» Task directions:
Only the text belongs in the copy. Transcribe the data exactly and drop any pictures.

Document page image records
+ + + + +

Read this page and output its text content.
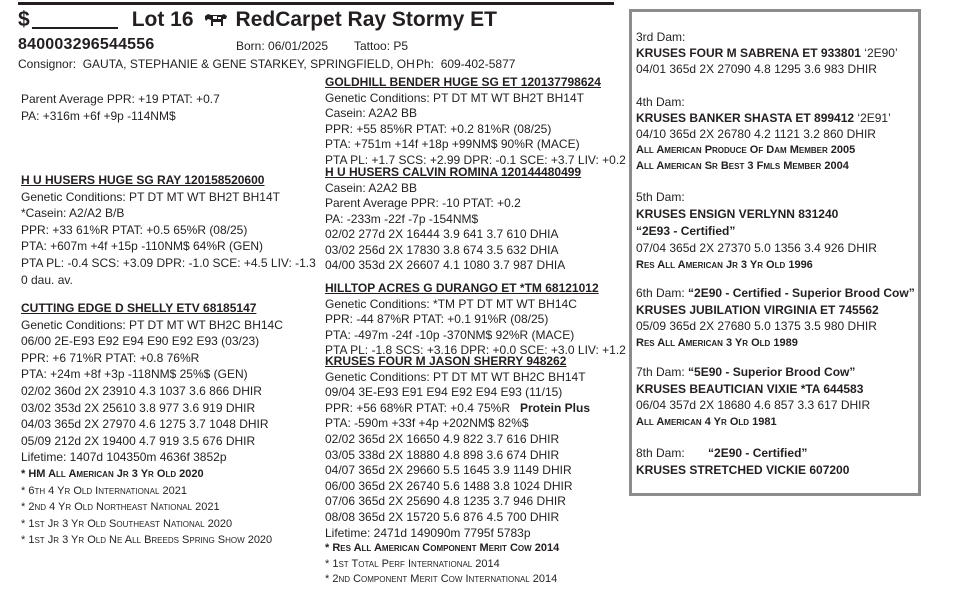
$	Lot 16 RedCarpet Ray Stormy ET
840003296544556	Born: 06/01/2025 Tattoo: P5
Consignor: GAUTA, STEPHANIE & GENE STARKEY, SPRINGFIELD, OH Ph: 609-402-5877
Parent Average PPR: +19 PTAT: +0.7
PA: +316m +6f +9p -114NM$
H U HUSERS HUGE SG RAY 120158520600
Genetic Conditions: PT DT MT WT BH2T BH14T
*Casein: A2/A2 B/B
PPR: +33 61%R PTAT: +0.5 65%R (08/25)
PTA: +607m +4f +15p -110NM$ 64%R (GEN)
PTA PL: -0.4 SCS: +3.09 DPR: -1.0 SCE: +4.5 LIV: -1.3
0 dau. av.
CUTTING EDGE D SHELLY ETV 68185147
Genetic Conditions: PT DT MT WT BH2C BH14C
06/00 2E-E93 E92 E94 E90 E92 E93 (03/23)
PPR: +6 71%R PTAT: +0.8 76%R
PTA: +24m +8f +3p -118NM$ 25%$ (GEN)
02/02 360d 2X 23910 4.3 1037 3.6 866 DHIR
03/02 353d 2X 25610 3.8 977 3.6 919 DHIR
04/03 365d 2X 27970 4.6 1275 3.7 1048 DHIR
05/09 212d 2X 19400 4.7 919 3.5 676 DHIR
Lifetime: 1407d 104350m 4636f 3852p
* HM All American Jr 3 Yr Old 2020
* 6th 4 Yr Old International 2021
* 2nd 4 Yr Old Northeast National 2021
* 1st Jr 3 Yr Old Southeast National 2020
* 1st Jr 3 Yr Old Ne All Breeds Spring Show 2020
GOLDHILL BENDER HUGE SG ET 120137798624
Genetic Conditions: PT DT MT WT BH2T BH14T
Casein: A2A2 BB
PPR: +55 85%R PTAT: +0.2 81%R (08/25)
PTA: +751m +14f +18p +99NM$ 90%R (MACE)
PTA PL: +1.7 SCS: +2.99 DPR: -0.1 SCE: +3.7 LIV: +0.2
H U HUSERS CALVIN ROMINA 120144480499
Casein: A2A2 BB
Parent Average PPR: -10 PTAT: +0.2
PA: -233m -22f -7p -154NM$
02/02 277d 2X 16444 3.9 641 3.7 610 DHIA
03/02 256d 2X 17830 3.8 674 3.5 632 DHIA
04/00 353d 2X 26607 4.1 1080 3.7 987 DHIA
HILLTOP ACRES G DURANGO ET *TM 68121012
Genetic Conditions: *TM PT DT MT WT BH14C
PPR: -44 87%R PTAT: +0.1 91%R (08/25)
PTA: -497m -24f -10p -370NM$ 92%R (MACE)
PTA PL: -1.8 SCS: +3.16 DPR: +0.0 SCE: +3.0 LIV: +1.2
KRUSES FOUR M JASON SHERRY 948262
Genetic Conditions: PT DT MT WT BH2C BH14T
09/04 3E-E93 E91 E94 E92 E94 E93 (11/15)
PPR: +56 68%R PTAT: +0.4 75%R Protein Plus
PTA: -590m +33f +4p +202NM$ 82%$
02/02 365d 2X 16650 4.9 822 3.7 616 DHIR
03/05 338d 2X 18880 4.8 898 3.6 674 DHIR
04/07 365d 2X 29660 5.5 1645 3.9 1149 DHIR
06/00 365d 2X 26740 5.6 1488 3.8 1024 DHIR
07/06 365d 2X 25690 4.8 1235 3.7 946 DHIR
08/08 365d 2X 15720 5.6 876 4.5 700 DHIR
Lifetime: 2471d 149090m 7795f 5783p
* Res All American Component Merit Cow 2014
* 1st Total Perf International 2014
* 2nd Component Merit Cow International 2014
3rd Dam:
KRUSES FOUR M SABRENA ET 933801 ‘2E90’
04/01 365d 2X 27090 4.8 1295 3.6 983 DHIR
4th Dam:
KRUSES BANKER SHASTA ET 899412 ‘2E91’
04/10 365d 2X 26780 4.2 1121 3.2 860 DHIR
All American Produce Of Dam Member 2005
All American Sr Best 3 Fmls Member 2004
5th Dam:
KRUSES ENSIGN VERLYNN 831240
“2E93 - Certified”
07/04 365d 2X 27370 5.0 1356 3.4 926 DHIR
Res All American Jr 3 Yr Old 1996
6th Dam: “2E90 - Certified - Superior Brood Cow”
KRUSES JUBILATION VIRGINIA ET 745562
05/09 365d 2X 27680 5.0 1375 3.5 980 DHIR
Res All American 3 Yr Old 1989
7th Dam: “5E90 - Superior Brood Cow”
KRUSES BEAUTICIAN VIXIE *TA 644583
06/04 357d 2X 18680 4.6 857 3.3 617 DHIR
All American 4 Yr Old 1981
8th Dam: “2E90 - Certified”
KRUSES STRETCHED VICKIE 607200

+ + + + +

» Exercise answer:
Read this page and output its text content.
$	Lot 16 RedCarpet Ray Stormy ET
840003296544556	Born: 06/01/2025 Tattoo: P5
Consignor: GAUTA, STEPHANIE & GENE STARKEY, SPRINGFIELD, OH Ph: 609-402-5877
Parent Average PPR: +19 PTAT: +0.7
PA: +316m +6f +9p -114NM$
H U HUSERS HUGE SG RAY 120158520600
Genetic Conditions: PT DT MT WT BH2T BH14T
*Casein: A2/A2 B/B
PPR: +33 61%R PTAT: +0.5 65%R (08/25)
PTA: +607m +4f +15p -110NM$ 64%R (GEN)
PTA PL: -0.4 SCS: +3.09 DPR: -1.0 SCE: +4.5 LIV: -1.3
0 dau. av.
CUTTING EDGE D SHELLY ETV 68185147
Genetic Conditions: PT DT MT WT BH2C BH14C
06/00 2E-E93 E92 E94 E90 E92 E93 (03/23)
PPR: +6 71%R PTAT: +0.8 76%R
PTA: +24m +8f +3p -118NM$ 25%$ (GEN)
02/02 360d 2X 23910 4.3 1037 3.6 866 DHIR
03/02 353d 2X 25610 3.8 977 3.6 919 DHIR
04/03 365d 2X 27970 4.6 1275 3.7 1048 DHIR
05/09 212d 2X 19400 4.7 919 3.5 676 DHIR
Lifetime: 1407d 104350m 4636f 3852p
* HM All American Jr 3 Yr Old 2020
* 6th 4 Yr Old International 2021
* 2nd 4 Yr Old Northeast National 2021
* 1st Jr 3 Yr Old Southeast National 2020
* 1st Jr 3 Yr Old Ne All Breeds Spring Show 2020
GOLDHILL BENDER HUGE SG ET 120137798624
Genetic Conditions: PT DT MT WT BH2T BH14T
Casein: A2A2 BB
PPR: +55 85%R PTAT: +0.2 81%R (08/25)
PTA: +751m +14f +18p +99NM$ 90%R (MACE)
PTA PL: +1.7 SCS: +2.99 DPR: -0.1 SCE: +3.7 LIV: +0.2
H U HUSERS CALVIN ROMINA 120144480499
Casein: A2A2 BB
Parent Average PPR: -10 PTAT: +0.2
PA: -233m -22f -7p -154NM$
02/02 277d 2X 16444 3.9 641 3.7 610 DHIA
03/02 256d 2X 17830 3.8 674 3.5 632 DHIA
04/00 353d 2X 26607 4.1 1080 3.7 987 DHIA
HILLTOP ACRES G DURANGO ET *TM 68121012
Genetic Conditions: *TM PT DT MT WT BH14C
PPR: -44 87%R PTAT: +0.1 91%R (08/25)
PTA: -497m -24f -10p -370NM$ 92%R (MACE)
PTA PL: -1.8 SCS: +3.16 DPR: +0.0 SCE: +3.0 LIV: +1.2
KRUSES FOUR M JASON SHERRY 948262
Genetic Conditions: PT DT MT WT BH2C BH14T
09/04 3E-E93 E91 E94 E92 E94 E93 (11/15)
PPR: +56 68%R PTAT: +0.4 75%R Protein Plus
PTA: -590m +33f +4p +202NM$ 82%$
02/02 365d 2X 16650 4.9 822 3.7 616 DHIR
03/05 338d 2X 18880 4.8 898 3.6 674 DHIR
04/07 365d 2X 29660 5.5 1645 3.9 1149 DHIR
06/00 365d 2X 26740 5.6 1488 3.8 1024 DHIR
07/06 365d 2X 25690 4.8 1235 3.7 946 DHIR
08/08 365d 2X 15720 5.6 876 4.5 700 DHIR
Lifetime: 2471d 149090m 7795f 5783p
* Res All American Component Merit Cow 2014
* 1st Total Perf International 2014
* 2nd Component Merit Cow International 2014
3rd Dam:
KRUSES FOUR M SABRENA ET 933801 ‘2E90’
04/01 365d 2X 27090 4.8 1295 3.6 983 DHIR
4th Dam:
KRUSES BANKER SHASTA ET 899412 ‘2E91’
04/10 365d 2X 26780 4.2 1121 3.2 860 DHIR
All American Produce Of Dam Member 2005
All American Sr Best 3 Fmls Member 2004
5th Dam:
KRUSES ENSIGN VERLYNN 831240
“2E93 - Certified”
07/04 365d 2X 27370 5.0 1356 3.4 926 DHIR
Res All American Jr 3 Yr Old 1996
6th Dam: “2E90 - Certified - Superior Brood Cow”
KRUSES JUBILATION VIRGINIA ET 745562
05/09 365d 2X 27680 5.0 1375 3.5 980 DHIR
Res All American 3 Yr Old 1989
7th Dam: “5E90 - Superior Brood Cow”
KRUSES BEAUTICIAN VIXIE *TA 644583
06/04 357d 2X 18680 4.6 857 3.3 617 DHIR
All American 4 Yr Old 1981
8th Dam: “2E90 - Certified”
KRUSES STRETCHED VICKIE 607200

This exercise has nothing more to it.